### [Problem statement]
Report every line in the listing that contains the string "text".

### [Given data]

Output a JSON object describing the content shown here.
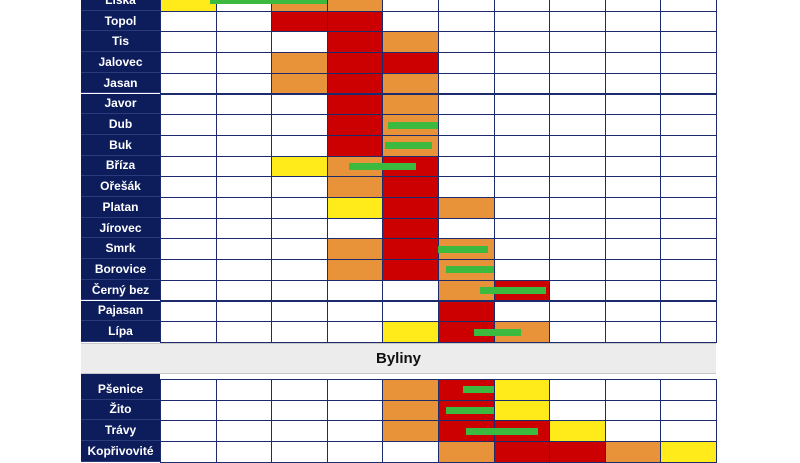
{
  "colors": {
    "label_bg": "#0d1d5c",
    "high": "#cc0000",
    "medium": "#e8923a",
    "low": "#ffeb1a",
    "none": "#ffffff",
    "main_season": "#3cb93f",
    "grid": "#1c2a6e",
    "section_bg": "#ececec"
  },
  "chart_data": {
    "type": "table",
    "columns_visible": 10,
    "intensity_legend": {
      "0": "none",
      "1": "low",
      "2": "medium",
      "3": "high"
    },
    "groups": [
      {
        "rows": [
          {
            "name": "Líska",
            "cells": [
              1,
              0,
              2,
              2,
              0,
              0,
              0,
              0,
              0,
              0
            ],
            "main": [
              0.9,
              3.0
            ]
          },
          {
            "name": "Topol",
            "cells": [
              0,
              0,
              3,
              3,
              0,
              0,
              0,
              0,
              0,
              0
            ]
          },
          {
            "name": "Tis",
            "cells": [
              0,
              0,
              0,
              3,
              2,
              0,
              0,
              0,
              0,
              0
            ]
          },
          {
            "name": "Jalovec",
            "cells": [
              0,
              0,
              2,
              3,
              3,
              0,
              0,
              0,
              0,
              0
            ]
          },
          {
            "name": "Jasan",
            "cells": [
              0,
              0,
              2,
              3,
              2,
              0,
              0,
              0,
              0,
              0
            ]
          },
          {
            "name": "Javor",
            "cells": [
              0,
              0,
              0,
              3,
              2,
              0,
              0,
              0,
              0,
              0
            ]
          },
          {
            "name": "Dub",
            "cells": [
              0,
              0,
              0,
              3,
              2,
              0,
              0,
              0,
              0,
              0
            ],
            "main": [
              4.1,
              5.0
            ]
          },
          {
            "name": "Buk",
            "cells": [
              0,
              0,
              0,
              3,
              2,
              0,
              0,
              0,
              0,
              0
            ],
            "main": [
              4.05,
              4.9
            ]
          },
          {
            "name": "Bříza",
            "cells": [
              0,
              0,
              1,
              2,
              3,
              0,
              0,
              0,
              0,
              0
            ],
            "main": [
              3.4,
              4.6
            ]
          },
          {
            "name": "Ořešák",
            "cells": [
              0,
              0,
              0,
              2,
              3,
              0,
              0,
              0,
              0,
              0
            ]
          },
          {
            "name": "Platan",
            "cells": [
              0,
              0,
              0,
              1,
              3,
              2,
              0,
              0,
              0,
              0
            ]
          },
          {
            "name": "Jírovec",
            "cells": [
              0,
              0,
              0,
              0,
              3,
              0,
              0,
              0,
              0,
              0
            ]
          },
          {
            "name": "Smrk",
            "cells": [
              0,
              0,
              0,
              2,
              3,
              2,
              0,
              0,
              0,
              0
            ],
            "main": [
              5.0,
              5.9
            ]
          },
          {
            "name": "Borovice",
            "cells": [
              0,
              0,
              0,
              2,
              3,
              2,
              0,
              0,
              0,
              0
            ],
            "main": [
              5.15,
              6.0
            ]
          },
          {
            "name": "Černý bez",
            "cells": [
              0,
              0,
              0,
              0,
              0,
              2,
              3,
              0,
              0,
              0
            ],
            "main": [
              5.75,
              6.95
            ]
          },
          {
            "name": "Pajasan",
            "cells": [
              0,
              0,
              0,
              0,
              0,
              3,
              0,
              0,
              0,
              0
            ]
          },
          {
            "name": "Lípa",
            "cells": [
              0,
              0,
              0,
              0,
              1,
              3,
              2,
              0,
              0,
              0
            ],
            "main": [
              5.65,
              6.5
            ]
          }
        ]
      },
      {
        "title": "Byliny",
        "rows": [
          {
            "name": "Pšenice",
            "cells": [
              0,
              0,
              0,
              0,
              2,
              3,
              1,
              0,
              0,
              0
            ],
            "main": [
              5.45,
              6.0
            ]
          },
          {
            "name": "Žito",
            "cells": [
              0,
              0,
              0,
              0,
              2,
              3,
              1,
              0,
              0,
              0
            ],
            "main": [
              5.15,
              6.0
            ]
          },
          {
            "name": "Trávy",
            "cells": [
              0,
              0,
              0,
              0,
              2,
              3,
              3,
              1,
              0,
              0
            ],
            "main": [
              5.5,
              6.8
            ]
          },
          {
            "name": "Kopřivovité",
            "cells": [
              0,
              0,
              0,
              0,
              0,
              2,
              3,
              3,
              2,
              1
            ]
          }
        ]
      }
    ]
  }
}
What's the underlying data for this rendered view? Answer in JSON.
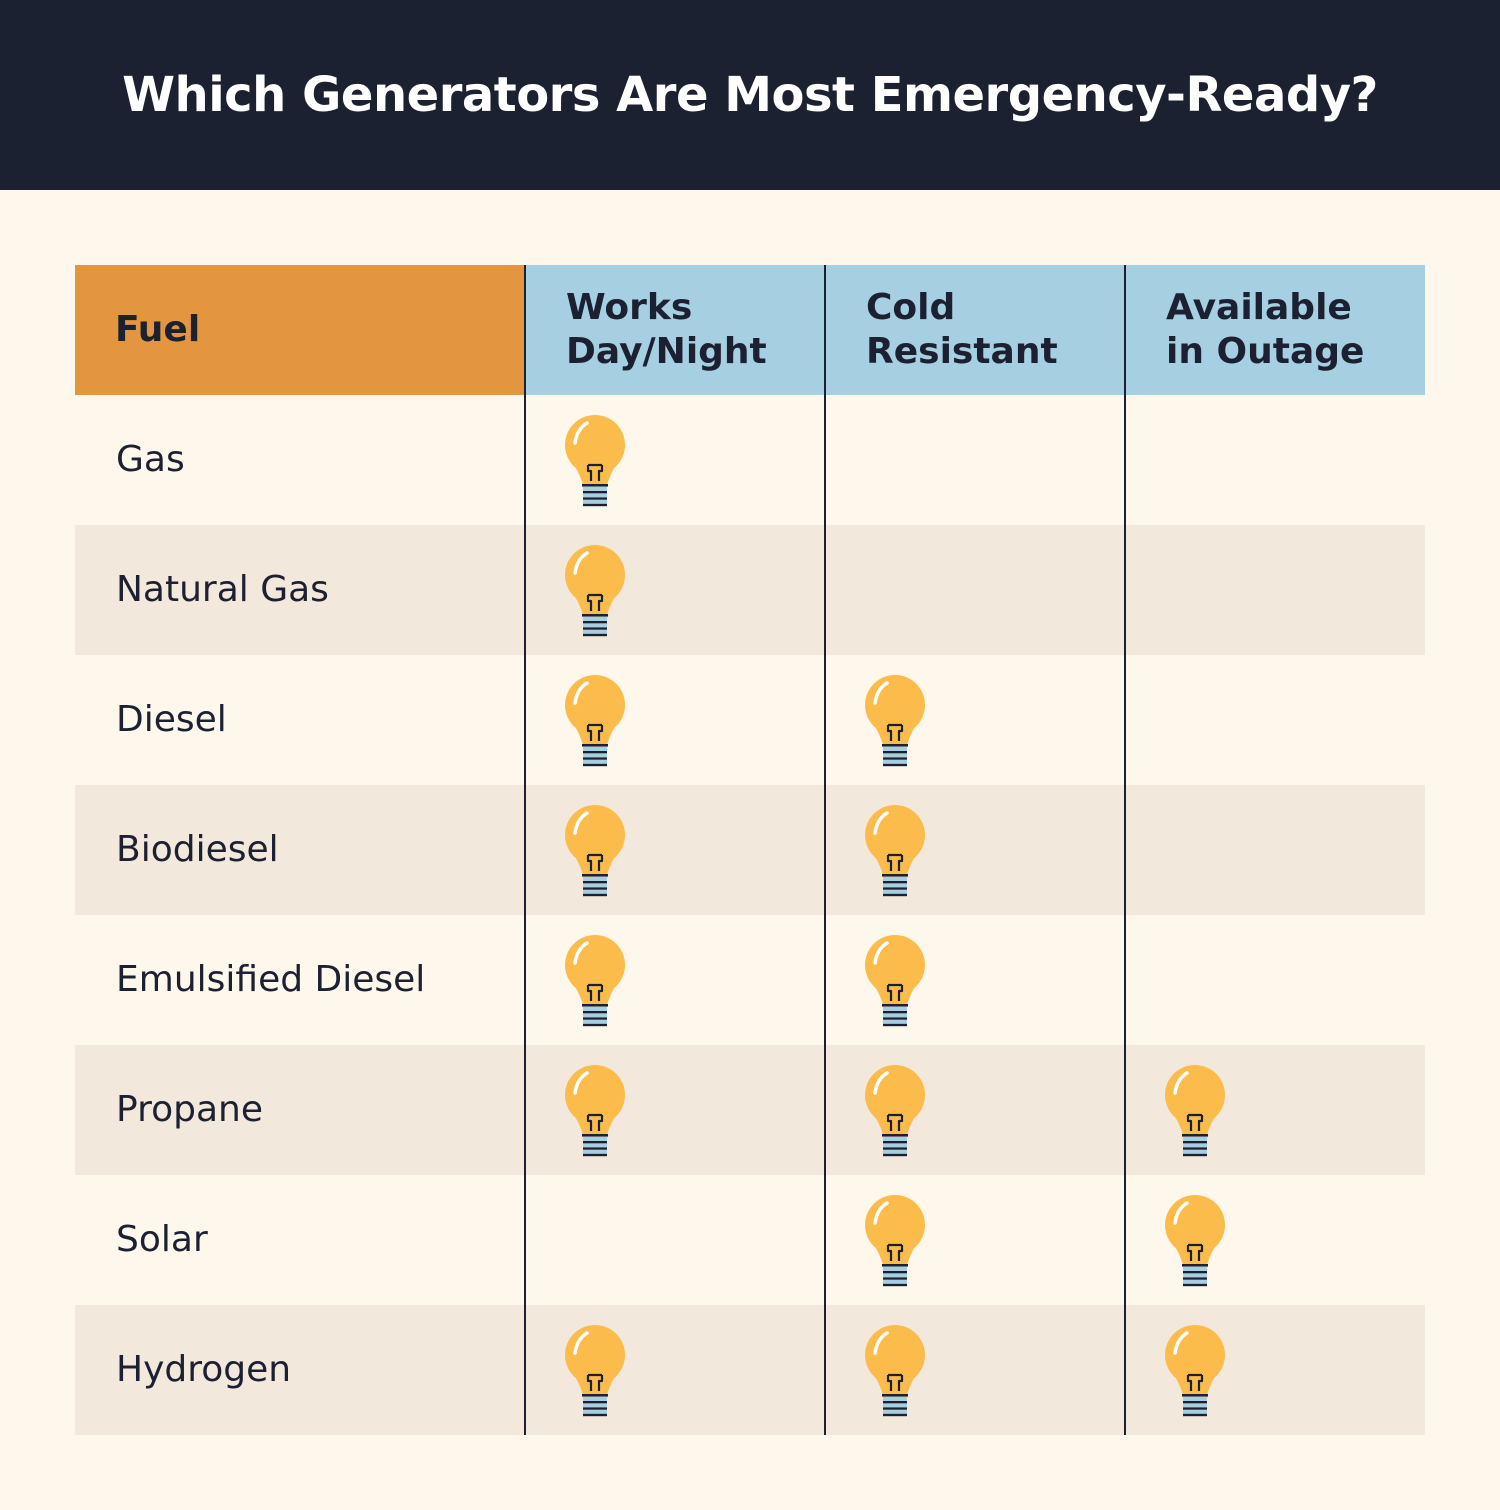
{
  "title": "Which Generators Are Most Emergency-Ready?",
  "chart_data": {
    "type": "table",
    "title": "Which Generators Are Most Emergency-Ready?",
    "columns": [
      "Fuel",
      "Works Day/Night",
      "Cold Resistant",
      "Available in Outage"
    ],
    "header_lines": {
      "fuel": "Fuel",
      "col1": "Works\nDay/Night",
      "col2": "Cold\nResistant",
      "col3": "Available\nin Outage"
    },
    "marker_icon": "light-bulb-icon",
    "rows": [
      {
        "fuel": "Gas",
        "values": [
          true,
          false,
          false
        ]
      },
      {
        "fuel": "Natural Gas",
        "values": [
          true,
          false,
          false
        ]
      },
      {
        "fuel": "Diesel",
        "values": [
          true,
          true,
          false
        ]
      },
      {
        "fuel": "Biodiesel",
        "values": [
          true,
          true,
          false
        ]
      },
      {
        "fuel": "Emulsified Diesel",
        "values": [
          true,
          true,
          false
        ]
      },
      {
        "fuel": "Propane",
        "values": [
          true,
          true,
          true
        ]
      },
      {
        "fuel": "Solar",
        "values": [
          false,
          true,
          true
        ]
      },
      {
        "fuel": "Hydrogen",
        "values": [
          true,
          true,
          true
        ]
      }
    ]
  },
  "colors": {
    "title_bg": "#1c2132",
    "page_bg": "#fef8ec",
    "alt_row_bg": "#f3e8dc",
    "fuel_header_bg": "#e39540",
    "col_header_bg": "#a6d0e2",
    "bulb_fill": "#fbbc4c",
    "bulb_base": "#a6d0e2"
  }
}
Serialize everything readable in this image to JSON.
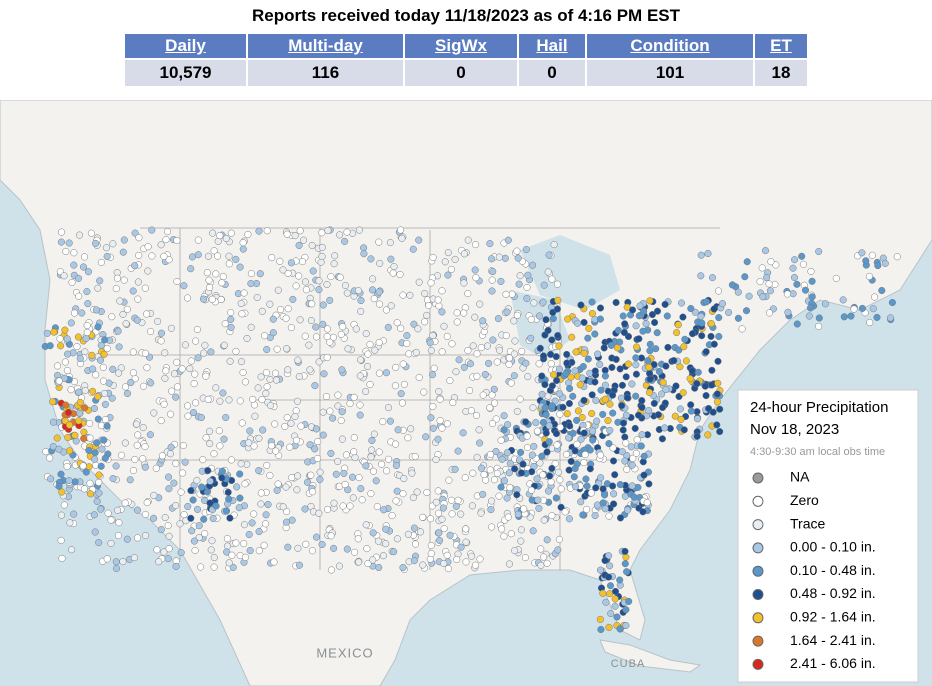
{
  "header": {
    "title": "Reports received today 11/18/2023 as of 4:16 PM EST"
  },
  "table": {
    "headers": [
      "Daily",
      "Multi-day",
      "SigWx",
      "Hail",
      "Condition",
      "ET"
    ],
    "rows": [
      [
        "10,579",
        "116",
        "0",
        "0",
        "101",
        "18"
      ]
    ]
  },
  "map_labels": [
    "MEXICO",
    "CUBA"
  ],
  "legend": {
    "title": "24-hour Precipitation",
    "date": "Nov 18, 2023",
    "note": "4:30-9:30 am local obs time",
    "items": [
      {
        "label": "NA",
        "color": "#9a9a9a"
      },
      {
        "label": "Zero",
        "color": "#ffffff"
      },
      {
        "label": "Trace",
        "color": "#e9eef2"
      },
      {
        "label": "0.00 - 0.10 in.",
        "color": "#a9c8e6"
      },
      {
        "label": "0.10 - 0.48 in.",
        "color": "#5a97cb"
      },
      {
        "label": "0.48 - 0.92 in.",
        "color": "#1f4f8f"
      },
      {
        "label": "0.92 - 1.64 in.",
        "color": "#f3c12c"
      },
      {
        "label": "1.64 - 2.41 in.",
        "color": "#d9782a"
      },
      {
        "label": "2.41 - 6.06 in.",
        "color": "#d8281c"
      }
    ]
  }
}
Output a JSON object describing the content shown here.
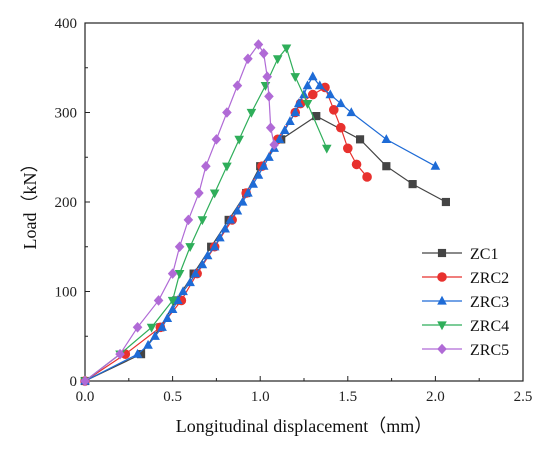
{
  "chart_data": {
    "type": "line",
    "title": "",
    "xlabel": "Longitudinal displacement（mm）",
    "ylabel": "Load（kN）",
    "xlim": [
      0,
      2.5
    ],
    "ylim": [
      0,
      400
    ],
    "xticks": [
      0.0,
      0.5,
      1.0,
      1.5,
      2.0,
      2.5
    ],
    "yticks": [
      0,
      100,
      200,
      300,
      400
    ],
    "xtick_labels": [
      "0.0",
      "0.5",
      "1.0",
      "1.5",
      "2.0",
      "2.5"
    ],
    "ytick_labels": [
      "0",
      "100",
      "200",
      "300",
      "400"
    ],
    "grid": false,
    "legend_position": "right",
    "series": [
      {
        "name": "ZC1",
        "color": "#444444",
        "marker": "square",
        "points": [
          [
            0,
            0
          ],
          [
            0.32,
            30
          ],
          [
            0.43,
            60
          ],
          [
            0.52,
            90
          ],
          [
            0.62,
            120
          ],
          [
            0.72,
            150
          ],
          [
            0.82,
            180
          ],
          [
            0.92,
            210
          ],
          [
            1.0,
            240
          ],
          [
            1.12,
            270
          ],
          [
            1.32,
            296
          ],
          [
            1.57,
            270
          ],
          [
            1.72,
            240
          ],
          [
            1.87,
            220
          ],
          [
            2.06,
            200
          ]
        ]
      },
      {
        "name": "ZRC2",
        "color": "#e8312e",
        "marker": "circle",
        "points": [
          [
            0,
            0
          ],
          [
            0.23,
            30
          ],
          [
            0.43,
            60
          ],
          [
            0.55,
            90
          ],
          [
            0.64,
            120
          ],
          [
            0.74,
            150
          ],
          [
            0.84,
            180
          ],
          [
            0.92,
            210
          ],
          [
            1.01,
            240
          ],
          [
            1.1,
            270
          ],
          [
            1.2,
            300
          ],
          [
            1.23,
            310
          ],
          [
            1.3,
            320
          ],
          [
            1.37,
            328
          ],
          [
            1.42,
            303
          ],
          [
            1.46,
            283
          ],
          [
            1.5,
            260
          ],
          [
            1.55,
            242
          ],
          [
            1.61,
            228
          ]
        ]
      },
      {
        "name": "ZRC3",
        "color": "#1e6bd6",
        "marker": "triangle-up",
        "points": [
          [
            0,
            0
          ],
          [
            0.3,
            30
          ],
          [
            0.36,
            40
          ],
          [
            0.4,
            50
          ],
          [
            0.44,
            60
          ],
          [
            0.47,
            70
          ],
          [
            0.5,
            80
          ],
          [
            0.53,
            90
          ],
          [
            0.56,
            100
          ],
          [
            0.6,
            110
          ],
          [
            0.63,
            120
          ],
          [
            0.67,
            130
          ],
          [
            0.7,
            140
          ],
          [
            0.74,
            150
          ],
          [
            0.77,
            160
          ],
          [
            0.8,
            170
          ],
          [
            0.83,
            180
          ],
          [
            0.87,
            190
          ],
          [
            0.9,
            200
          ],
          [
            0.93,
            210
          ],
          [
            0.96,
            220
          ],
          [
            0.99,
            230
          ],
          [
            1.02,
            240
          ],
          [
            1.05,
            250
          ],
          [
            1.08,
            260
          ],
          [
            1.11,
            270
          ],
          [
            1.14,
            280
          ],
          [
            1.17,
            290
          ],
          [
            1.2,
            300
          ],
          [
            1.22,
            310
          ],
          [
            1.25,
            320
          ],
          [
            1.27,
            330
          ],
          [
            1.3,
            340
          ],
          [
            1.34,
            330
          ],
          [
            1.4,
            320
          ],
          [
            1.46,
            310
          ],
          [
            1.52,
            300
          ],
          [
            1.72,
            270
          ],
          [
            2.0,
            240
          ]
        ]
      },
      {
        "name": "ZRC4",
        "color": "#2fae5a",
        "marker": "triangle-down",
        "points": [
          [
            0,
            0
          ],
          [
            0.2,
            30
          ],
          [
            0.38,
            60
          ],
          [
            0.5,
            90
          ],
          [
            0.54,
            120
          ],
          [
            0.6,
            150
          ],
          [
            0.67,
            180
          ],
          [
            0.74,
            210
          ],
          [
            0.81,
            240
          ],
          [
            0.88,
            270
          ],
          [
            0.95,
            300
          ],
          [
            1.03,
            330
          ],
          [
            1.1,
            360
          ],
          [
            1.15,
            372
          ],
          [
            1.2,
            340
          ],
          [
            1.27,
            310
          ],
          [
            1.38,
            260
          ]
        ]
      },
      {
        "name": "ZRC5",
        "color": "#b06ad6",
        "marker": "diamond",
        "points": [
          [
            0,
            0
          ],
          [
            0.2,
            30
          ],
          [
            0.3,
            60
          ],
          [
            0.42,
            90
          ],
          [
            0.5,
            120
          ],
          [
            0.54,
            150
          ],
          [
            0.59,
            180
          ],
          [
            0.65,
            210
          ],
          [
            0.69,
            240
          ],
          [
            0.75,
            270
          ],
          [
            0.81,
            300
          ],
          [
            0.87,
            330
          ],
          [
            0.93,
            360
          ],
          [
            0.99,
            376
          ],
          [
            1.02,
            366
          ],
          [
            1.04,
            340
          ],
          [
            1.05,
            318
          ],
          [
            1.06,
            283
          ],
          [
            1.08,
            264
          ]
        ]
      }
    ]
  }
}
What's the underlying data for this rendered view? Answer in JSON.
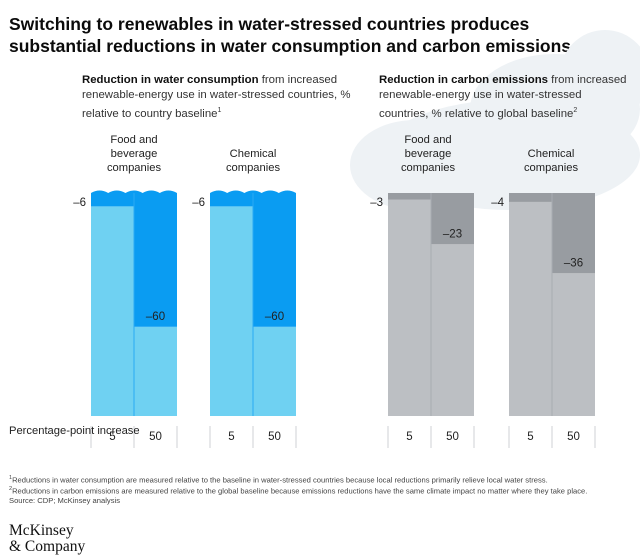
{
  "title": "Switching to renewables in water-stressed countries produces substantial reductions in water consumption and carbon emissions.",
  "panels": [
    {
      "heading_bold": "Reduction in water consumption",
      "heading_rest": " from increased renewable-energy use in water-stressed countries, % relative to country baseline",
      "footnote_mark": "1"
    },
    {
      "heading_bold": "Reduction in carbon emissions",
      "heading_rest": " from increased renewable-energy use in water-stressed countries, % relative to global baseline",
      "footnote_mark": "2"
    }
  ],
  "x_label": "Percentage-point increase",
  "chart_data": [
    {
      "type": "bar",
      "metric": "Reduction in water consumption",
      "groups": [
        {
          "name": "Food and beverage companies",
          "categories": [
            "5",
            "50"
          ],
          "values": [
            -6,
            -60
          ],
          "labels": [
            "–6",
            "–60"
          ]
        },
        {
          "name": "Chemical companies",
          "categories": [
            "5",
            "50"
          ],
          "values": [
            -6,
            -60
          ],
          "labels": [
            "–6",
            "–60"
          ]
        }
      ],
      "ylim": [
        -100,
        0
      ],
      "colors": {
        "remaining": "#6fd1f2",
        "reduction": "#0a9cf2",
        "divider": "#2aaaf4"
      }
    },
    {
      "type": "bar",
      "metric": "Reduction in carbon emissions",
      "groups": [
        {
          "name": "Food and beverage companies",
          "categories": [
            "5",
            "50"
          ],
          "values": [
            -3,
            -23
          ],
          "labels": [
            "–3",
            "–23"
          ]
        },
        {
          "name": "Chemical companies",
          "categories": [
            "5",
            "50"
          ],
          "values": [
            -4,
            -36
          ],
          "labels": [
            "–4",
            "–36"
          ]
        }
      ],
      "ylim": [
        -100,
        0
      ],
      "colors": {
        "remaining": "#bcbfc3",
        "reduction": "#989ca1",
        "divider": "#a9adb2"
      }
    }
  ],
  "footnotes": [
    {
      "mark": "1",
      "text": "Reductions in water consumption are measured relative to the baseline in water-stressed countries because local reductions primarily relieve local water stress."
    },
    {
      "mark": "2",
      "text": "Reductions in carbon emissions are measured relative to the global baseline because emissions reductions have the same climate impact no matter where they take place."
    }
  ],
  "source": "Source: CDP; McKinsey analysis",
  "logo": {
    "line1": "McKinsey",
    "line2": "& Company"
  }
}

### [Expected answer]
      "text": "Reductions in water consumption are measured relative to the baseline in water-stressed countries because local reductions primarily relieve local water stress."
      "text": "Reductions in carbon emissions are measured relative to the global baseline because emissions reductions have the same climate impact no matter where they take place."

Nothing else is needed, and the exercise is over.